[Collected data entries]
++++++++++++++++++++

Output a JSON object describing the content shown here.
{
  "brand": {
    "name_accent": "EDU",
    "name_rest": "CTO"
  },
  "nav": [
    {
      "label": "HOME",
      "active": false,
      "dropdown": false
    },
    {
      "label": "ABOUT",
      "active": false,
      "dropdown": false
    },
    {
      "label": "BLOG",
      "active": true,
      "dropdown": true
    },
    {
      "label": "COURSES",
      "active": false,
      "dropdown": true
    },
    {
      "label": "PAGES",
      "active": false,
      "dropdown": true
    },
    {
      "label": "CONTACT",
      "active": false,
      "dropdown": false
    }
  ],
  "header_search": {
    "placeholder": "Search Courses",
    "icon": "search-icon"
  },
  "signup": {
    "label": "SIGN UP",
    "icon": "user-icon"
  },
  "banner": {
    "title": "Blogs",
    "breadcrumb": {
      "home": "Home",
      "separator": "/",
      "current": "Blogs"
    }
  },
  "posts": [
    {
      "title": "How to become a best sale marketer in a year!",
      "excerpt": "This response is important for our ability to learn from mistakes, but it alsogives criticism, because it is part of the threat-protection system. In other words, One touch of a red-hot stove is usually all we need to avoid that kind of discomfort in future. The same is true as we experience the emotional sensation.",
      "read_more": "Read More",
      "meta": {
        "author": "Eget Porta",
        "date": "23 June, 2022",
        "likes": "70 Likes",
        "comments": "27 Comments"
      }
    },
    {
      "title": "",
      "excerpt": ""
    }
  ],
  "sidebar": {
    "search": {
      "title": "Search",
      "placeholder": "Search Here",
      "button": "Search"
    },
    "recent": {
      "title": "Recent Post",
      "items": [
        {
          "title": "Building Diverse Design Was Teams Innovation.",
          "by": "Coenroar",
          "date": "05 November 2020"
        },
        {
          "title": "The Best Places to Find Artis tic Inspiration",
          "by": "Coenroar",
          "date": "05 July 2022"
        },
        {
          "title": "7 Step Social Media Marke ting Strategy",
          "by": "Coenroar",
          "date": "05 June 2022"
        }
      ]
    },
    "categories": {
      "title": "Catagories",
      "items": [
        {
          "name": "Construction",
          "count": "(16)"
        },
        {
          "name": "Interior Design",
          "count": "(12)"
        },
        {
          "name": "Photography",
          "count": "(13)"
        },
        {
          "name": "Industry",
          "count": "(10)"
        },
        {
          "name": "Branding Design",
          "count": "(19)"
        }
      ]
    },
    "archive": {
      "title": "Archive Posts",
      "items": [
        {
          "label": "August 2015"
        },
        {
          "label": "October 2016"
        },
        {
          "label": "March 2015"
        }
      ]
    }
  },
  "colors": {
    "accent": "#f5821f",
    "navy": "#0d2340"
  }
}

++++++++++++++++++++

__What you will do__:
Extract each line of the material exactly as it stands.

__Exercise response__:
Output a JSON object describing the content shown here.
{
  "brand": {
    "name_accent": "EDU",
    "name_rest": "CTO"
  },
  "nav": [
    {
      "label": "HOME",
      "active": false,
      "dropdown": false
    },
    {
      "label": "ABOUT",
      "active": false,
      "dropdown": false
    },
    {
      "label": "BLOG",
      "active": true,
      "dropdown": true
    },
    {
      "label": "COURSES",
      "active": false,
      "dropdown": true
    },
    {
      "label": "PAGES",
      "active": false,
      "dropdown": true
    },
    {
      "label": "CONTACT",
      "active": false,
      "dropdown": false
    }
  ],
  "header_search": {
    "placeholder": "Search Courses",
    "icon": "search-icon"
  },
  "signup": {
    "label": "SIGN UP",
    "icon": "user-icon"
  },
  "banner": {
    "title": "Blogs",
    "breadcrumb": {
      "home": "Home",
      "separator": "/",
      "current": "Blogs"
    }
  },
  "posts": [
    {
      "title": "How to become a best sale marketer in a year!",
      "excerpt": "This response is important for our ability to learn from mistakes, but it alsogives criticism, because it is part of the threat-protection system. In other words, One touch of a red-hot stove is usually all we need to avoid that kind of discomfort in future. The same is true as we experience the emotional sensation.",
      "read_more": "Read More",
      "meta": {
        "author": "Eget Porta",
        "date": "23 June, 2022",
        "likes": "70 Likes",
        "comments": "27 Comments"
      }
    },
    {
      "title": "",
      "excerpt": ""
    }
  ],
  "sidebar": {
    "search": {
      "title": "Search",
      "placeholder": "Search Here",
      "button": "Search"
    },
    "recent": {
      "title": "Recent Post",
      "items": [
        {
          "title": "Building Diverse Design Was Teams Innovation.",
          "by": "Coenroar",
          "date": "05 November 2020"
        },
        {
          "title": "The Best Places to Find Artis tic Inspiration",
          "by": "Coenroar",
          "date": "05 July 2022"
        },
        {
          "title": "7 Step Social Media Marke ting Strategy",
          "by": "Coenroar",
          "date": "05 June 2022"
        }
      ]
    },
    "categories": {
      "title": "Catagories",
      "items": [
        {
          "name": "Construction",
          "count": "(16)"
        },
        {
          "name": "Interior Design",
          "count": "(12)"
        },
        {
          "name": "Photography",
          "count": "(13)"
        },
        {
          "name": "Industry",
          "count": "(10)"
        },
        {
          "name": "Branding Design",
          "count": "(19)"
        }
      ]
    },
    "archive": {
      "title": "Archive Posts",
      "items": [
        {
          "label": "August 2015"
        },
        {
          "label": "October 2016"
        },
        {
          "label": "March 2015"
        }
      ]
    }
  },
  "colors": {
    "accent": "#f5821f",
    "navy": "#0d2340"
  }
}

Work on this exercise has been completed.